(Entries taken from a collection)
<<<<

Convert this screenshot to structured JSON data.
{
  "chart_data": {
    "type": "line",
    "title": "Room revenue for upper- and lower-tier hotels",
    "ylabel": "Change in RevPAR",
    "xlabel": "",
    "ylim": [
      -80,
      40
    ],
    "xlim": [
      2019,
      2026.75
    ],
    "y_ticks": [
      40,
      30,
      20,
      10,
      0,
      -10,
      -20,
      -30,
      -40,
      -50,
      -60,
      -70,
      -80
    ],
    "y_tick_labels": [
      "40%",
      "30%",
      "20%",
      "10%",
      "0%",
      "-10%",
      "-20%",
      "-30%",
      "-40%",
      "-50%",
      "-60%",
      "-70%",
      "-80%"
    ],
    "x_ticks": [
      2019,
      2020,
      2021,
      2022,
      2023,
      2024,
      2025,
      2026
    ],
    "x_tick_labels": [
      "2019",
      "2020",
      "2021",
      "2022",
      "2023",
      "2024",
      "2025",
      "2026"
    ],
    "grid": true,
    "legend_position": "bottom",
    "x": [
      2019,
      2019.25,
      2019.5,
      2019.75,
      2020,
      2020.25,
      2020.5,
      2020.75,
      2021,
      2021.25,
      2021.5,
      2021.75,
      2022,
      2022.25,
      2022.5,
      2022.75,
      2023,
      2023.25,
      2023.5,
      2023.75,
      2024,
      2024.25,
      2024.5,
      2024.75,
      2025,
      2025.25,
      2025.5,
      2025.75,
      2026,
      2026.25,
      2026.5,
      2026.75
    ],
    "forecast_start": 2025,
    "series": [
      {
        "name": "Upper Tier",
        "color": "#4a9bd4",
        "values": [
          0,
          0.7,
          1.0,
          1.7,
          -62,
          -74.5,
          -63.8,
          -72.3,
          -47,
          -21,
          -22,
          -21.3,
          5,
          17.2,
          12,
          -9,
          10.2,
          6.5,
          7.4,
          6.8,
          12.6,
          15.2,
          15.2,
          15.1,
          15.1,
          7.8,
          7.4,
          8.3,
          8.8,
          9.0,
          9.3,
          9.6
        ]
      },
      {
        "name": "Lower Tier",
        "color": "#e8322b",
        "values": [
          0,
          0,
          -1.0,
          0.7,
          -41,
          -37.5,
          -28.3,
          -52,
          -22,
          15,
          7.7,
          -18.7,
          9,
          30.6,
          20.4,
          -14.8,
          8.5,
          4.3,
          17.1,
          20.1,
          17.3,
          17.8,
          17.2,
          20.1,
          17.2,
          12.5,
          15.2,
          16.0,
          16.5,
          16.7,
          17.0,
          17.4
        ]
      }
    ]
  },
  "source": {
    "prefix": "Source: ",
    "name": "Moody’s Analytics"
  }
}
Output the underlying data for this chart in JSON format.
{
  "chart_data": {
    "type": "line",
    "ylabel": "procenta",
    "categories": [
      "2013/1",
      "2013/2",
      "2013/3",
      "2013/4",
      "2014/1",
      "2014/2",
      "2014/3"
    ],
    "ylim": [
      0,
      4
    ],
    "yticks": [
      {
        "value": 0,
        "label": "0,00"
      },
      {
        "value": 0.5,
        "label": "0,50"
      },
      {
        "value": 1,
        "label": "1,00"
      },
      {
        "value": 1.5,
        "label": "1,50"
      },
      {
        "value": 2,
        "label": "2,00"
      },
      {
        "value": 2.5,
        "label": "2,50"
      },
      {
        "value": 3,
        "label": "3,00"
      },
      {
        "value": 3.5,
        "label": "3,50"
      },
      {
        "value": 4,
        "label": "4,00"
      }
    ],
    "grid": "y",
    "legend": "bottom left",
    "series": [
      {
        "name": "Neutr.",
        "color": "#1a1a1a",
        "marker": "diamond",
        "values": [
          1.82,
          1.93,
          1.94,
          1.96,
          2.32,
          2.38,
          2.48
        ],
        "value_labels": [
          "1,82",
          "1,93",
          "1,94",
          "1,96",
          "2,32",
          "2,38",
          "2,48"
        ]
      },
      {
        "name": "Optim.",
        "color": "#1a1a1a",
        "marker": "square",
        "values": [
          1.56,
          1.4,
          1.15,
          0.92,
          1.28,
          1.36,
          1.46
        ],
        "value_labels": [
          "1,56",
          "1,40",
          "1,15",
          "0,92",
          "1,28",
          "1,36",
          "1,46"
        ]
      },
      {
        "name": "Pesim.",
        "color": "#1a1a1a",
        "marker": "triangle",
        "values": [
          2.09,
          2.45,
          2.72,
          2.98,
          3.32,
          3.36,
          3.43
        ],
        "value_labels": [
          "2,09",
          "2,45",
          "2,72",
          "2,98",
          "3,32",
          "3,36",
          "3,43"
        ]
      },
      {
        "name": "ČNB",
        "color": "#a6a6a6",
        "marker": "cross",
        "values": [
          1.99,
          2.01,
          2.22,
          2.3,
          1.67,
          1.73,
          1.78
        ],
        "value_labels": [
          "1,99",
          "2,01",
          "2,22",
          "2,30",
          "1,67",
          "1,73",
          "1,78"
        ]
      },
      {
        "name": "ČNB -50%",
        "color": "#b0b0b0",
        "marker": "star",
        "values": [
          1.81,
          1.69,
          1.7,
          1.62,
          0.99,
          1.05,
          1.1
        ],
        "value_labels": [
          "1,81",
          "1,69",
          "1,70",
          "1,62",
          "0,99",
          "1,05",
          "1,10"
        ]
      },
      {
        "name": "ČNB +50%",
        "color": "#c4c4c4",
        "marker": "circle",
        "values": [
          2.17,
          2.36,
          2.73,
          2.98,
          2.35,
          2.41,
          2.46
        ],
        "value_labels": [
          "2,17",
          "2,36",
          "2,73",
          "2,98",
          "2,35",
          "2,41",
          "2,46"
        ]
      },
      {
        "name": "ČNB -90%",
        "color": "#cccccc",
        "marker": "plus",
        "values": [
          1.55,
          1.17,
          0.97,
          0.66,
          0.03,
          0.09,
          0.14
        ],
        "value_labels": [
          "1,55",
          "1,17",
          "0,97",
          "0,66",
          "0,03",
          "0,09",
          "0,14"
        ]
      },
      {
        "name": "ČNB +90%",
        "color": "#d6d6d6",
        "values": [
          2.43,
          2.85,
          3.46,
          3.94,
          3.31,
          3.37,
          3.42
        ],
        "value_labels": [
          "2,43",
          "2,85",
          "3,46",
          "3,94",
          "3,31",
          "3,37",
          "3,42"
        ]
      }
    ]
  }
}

>>>>

• [What is asked]
Copy all of the data exactly.

• [Exercise output]
Convert this screenshot to structured JSON data.
{
  "chart_data": {
    "type": "line",
    "title": "Room revenue for upper- and lower-tier hotels",
    "ylabel": "Change in RevPAR",
    "xlabel": "",
    "ylim": [
      -80,
      40
    ],
    "xlim": [
      2019,
      2026.75
    ],
    "y_ticks": [
      40,
      30,
      20,
      10,
      0,
      -10,
      -20,
      -30,
      -40,
      -50,
      -60,
      -70,
      -80
    ],
    "y_tick_labels": [
      "40%",
      "30%",
      "20%",
      "10%",
      "0%",
      "-10%",
      "-20%",
      "-30%",
      "-40%",
      "-50%",
      "-60%",
      "-70%",
      "-80%"
    ],
    "x_ticks": [
      2019,
      2020,
      2021,
      2022,
      2023,
      2024,
      2025,
      2026
    ],
    "x_tick_labels": [
      "2019",
      "2020",
      "2021",
      "2022",
      "2023",
      "2024",
      "2025",
      "2026"
    ],
    "grid": true,
    "legend_position": "bottom",
    "x": [
      2019,
      2019.25,
      2019.5,
      2019.75,
      2020,
      2020.25,
      2020.5,
      2020.75,
      2021,
      2021.25,
      2021.5,
      2021.75,
      2022,
      2022.25,
      2022.5,
      2022.75,
      2023,
      2023.25,
      2023.5,
      2023.75,
      2024,
      2024.25,
      2024.5,
      2024.75,
      2025,
      2025.25,
      2025.5,
      2025.75,
      2026,
      2026.25,
      2026.5,
      2026.75
    ],
    "forecast_start": 2025,
    "series": [
      {
        "name": "Upper Tier",
        "color": "#4a9bd4",
        "values": [
          0,
          0.7,
          1.0,
          1.7,
          -62,
          -74.5,
          -63.8,
          -72.3,
          -47,
          -21,
          -22,
          -21.3,
          5,
          17.2,
          12,
          -9,
          10.2,
          6.5,
          7.4,
          6.8,
          12.6,
          15.2,
          15.2,
          15.1,
          15.1,
          7.8,
          7.4,
          8.3,
          8.8,
          9.0,
          9.3,
          9.6
        ]
      },
      {
        "name": "Lower Tier",
        "color": "#e8322b",
        "values": [
          0,
          0,
          -1.0,
          0.7,
          -41,
          -37.5,
          -28.3,
          -52,
          -22,
          15,
          7.7,
          -18.7,
          9,
          30.6,
          20.4,
          -14.8,
          8.5,
          4.3,
          17.1,
          20.1,
          17.3,
          17.8,
          17.2,
          20.1,
          17.2,
          12.5,
          15.2,
          16.0,
          16.5,
          16.7,
          17.0,
          17.4
        ]
      }
    ]
  },
  "source": {
    "prefix": "Source: ",
    "name": "Moody’s Analytics"
  }
}
Output the underlying data for this chart in JSON format.
{
  "chart_data": {
    "type": "line",
    "ylabel": "procenta",
    "categories": [
      "2013/1",
      "2013/2",
      "2013/3",
      "2013/4",
      "2014/1",
      "2014/2",
      "2014/3"
    ],
    "ylim": [
      0,
      4
    ],
    "yticks": [
      {
        "value": 0,
        "label": "0,00"
      },
      {
        "value": 0.5,
        "label": "0,50"
      },
      {
        "value": 1,
        "label": "1,00"
      },
      {
        "value": 1.5,
        "label": "1,50"
      },
      {
        "value": 2,
        "label": "2,00"
      },
      {
        "value": 2.5,
        "label": "2,50"
      },
      {
        "value": 3,
        "label": "3,00"
      },
      {
        "value": 3.5,
        "label": "3,50"
      },
      {
        "value": 4,
        "label": "4,00"
      }
    ],
    "grid": "y",
    "legend": "bottom left",
    "series": [
      {
        "name": "Neutr.",
        "color": "#1a1a1a",
        "marker": "diamond",
        "values": [
          1.82,
          1.93,
          1.94,
          1.96,
          2.32,
          2.38,
          2.48
        ],
        "value_labels": [
          "1,82",
          "1,93",
          "1,94",
          "1,96",
          "2,32",
          "2,38",
          "2,48"
        ]
      },
      {
        "name": "Optim.",
        "color": "#1a1a1a",
        "marker": "square",
        "values": [
          1.56,
          1.4,
          1.15,
          0.92,
          1.28,
          1.36,
          1.46
        ],
        "value_labels": [
          "1,56",
          "1,40",
          "1,15",
          "0,92",
          "1,28",
          "1,36",
          "1,46"
        ]
      },
      {
        "name": "Pesim.",
        "color": "#1a1a1a",
        "marker": "triangle",
        "values": [
          2.09,
          2.45,
          2.72,
          2.98,
          3.32,
          3.36,
          3.43
        ],
        "value_labels": [
          "2,09",
          "2,45",
          "2,72",
          "2,98",
          "3,32",
          "3,36",
          "3,43"
        ]
      },
      {
        "name": "ČNB",
        "color": "#a6a6a6",
        "marker": "cross",
        "values": [
          1.99,
          2.01,
          2.22,
          2.3,
          1.67,
          1.73,
          1.78
        ],
        "value_labels": [
          "1,99",
          "2,01",
          "2,22",
          "2,30",
          "1,67",
          "1,73",
          "1,78"
        ]
      },
      {
        "name": "ČNB -50%",
        "color": "#b0b0b0",
        "marker": "star",
        "values": [
          1.81,
          1.69,
          1.7,
          1.62,
          0.99,
          1.05,
          1.1
        ],
        "value_labels": [
          "1,81",
          "1,69",
          "1,70",
          "1,62",
          "0,99",
          "1,05",
          "1,10"
        ]
      },
      {
        "name": "ČNB +50%",
        "color": "#c4c4c4",
        "marker": "circle",
        "values": [
          2.17,
          2.36,
          2.73,
          2.98,
          2.35,
          2.41,
          2.46
        ],
        "value_labels": [
          "2,17",
          "2,36",
          "2,73",
          "2,98",
          "2,35",
          "2,41",
          "2,46"
        ]
      },
      {
        "name": "ČNB -90%",
        "color": "#cccccc",
        "marker": "plus",
        "values": [
          1.55,
          1.17,
          0.97,
          0.66,
          0.03,
          0.09,
          0.14
        ],
        "value_labels": [
          "1,55",
          "1,17",
          "0,97",
          "0,66",
          "0,03",
          "0,09",
          "0,14"
        ]
      },
      {
        "name": "ČNB +90%",
        "color": "#d6d6d6",
        "values": [
          2.43,
          2.85,
          3.46,
          3.94,
          3.31,
          3.37,
          3.42
        ],
        "value_labels": [
          "2,43",
          "2,85",
          "3,46",
          "3,94",
          "3,31",
          "3,37",
          "3,42"
        ]
      }
    ]
  }
}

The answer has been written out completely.